> [Set exercise]
Update the rows from the start through the line containing "side-char: 量 (0, 98, 16, 116)" by changing "data-label" to "value-label", and reproduce only those rows with nothing else altered.

> [Provided data]
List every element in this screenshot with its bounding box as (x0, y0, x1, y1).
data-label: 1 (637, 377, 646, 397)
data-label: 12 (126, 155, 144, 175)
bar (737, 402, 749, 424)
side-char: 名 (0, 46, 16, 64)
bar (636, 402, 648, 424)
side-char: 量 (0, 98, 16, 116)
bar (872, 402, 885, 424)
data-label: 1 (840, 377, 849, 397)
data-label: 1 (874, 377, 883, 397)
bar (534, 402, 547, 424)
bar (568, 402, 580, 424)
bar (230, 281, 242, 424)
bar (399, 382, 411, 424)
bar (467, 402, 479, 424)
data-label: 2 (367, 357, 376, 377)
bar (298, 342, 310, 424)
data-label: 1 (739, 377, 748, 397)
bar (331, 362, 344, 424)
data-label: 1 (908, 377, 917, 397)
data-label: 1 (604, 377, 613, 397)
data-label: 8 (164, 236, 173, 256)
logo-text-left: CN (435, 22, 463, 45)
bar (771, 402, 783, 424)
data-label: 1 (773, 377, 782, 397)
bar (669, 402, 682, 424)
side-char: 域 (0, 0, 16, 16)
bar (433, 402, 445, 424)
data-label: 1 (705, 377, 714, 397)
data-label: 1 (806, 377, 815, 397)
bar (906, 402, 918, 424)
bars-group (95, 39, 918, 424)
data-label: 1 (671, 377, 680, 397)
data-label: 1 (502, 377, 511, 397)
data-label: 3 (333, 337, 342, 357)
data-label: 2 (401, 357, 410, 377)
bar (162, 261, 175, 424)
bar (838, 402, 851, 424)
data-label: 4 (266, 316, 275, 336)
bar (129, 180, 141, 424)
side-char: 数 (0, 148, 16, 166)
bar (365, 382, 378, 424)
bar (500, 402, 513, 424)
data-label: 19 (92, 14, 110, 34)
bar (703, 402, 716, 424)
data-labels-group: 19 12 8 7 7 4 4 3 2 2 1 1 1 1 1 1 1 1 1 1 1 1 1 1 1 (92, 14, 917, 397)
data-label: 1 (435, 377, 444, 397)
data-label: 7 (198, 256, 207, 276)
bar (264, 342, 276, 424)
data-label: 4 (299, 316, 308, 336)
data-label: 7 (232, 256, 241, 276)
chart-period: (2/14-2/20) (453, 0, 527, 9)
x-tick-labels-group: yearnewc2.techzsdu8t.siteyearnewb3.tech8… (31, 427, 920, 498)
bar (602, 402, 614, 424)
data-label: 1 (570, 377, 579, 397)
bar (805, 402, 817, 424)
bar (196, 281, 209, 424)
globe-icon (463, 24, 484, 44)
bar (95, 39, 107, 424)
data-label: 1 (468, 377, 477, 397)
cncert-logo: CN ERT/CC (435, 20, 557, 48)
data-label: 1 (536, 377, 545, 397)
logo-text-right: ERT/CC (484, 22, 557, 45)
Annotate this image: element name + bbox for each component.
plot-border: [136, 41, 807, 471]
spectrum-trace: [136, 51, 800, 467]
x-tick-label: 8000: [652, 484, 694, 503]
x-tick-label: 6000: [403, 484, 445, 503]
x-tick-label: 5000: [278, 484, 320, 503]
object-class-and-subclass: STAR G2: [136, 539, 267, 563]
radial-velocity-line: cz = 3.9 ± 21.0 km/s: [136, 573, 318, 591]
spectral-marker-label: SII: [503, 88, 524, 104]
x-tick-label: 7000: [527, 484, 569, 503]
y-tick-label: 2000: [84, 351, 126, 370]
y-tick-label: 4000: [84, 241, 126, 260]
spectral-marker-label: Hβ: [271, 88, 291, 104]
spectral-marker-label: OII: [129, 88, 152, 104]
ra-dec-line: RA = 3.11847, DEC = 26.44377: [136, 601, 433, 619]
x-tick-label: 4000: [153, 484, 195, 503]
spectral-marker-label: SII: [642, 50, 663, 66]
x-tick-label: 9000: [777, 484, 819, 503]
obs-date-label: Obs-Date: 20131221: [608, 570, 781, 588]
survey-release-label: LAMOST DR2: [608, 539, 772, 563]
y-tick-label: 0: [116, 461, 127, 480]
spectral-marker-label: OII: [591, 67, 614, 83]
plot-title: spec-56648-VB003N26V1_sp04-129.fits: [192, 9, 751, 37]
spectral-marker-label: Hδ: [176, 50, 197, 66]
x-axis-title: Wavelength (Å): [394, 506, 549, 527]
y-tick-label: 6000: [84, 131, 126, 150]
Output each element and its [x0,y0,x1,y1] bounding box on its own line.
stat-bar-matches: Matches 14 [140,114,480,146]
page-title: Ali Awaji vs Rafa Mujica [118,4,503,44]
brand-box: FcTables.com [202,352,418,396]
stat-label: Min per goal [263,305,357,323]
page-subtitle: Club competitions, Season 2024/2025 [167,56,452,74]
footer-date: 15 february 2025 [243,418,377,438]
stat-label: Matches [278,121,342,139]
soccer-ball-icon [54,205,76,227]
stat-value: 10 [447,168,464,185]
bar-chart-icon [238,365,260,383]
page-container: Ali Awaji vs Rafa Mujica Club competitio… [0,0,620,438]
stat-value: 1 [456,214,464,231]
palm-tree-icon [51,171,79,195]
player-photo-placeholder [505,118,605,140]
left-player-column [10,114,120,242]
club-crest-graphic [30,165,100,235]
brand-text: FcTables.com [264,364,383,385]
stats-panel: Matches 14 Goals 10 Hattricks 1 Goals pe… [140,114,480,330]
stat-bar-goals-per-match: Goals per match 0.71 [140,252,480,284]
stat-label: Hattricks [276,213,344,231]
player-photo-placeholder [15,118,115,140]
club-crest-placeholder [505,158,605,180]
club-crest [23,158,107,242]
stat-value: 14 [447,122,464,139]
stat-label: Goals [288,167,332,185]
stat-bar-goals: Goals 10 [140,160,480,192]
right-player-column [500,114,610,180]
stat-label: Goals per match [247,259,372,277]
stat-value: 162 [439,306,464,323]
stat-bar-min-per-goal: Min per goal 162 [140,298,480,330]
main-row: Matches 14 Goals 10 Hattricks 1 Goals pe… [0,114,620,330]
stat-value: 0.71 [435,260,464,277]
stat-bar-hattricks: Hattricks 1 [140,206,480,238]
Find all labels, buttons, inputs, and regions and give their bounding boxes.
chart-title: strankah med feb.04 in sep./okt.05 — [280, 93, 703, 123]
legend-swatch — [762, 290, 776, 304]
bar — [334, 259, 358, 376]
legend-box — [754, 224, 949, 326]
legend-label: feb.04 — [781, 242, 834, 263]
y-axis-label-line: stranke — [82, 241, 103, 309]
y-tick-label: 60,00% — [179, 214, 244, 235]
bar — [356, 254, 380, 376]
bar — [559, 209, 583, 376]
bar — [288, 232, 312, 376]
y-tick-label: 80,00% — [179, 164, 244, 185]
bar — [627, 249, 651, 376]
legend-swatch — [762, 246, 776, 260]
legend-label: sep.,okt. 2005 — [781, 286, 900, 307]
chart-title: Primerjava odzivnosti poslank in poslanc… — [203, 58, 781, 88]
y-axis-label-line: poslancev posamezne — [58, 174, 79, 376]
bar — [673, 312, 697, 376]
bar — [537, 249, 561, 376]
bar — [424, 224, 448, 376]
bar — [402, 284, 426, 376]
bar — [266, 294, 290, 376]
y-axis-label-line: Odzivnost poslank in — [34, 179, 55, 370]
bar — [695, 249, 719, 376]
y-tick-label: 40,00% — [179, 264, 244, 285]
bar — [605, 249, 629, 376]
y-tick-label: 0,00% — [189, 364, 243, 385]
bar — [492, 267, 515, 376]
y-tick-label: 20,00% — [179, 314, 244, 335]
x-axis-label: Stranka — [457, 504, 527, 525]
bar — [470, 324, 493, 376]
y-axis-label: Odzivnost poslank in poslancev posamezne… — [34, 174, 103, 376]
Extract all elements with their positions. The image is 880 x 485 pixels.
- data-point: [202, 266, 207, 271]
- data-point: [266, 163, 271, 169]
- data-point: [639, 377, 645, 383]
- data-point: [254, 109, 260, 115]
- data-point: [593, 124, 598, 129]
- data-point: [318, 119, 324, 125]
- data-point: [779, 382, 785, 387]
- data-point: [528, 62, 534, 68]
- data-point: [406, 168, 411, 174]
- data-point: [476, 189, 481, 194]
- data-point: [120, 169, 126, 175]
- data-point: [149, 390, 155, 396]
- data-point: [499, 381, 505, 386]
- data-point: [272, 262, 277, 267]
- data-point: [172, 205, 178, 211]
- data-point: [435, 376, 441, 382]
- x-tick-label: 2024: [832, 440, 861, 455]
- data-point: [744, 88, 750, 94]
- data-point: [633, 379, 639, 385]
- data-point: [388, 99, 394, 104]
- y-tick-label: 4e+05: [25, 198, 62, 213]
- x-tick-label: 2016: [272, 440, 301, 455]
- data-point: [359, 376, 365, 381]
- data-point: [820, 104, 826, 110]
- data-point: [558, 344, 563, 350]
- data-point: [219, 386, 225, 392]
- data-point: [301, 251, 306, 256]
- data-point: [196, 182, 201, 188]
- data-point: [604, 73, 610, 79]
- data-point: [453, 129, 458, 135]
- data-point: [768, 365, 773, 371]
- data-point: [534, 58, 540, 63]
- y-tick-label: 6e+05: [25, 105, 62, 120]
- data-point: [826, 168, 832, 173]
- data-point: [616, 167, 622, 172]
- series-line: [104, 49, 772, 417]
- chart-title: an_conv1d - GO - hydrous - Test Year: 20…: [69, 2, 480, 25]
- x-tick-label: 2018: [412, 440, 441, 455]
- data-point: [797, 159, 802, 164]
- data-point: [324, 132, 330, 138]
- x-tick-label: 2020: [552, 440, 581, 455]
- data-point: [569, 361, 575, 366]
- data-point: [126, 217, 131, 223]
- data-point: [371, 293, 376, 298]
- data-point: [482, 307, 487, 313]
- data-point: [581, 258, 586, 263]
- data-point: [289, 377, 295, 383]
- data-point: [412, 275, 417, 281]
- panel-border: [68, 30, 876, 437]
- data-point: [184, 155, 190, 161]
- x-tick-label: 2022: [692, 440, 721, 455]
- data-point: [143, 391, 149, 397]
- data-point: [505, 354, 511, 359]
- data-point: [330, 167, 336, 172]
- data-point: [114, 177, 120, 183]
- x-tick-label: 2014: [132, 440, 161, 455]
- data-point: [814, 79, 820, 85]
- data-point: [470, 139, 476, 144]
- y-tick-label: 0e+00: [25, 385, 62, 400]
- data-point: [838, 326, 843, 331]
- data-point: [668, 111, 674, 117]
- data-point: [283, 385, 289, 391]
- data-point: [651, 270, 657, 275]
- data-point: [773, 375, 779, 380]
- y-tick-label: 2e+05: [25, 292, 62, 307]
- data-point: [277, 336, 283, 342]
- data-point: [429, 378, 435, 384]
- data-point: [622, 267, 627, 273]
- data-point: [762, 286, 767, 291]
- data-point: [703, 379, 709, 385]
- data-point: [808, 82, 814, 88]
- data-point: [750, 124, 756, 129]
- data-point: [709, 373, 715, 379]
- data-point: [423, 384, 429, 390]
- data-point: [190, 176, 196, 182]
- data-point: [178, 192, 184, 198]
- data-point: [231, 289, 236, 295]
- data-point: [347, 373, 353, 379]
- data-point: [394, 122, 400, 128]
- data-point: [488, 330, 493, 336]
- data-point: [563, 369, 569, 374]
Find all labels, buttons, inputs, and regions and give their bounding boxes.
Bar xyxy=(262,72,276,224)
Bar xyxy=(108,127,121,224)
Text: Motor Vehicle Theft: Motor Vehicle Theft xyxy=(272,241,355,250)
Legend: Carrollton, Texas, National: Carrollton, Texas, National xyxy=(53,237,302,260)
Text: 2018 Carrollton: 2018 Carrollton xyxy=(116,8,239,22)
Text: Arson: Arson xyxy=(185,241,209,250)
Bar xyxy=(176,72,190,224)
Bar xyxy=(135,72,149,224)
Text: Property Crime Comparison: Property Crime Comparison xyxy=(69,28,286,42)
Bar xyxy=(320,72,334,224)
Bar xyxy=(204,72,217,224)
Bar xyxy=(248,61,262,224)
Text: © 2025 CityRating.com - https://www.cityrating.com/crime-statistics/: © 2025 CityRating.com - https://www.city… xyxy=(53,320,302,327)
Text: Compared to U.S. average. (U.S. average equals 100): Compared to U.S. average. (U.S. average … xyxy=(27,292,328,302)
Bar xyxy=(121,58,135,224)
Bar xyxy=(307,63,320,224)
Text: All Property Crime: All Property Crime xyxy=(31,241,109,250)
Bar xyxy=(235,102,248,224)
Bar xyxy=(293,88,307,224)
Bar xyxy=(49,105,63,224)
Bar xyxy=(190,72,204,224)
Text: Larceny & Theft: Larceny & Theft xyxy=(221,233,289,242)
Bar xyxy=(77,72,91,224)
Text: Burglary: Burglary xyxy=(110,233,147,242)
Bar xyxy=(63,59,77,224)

> [Completed exercise]
List every element in this screenshot with its bounding box as (x0, y0, x1, y1).
value-label: 1 (637, 377, 646, 397)
value-label: 12 (126, 155, 144, 175)
bar (737, 402, 749, 424)
side-char: 名 (0, 46, 16, 64)
bar (636, 402, 648, 424)
side-char: 量 (0, 98, 16, 116)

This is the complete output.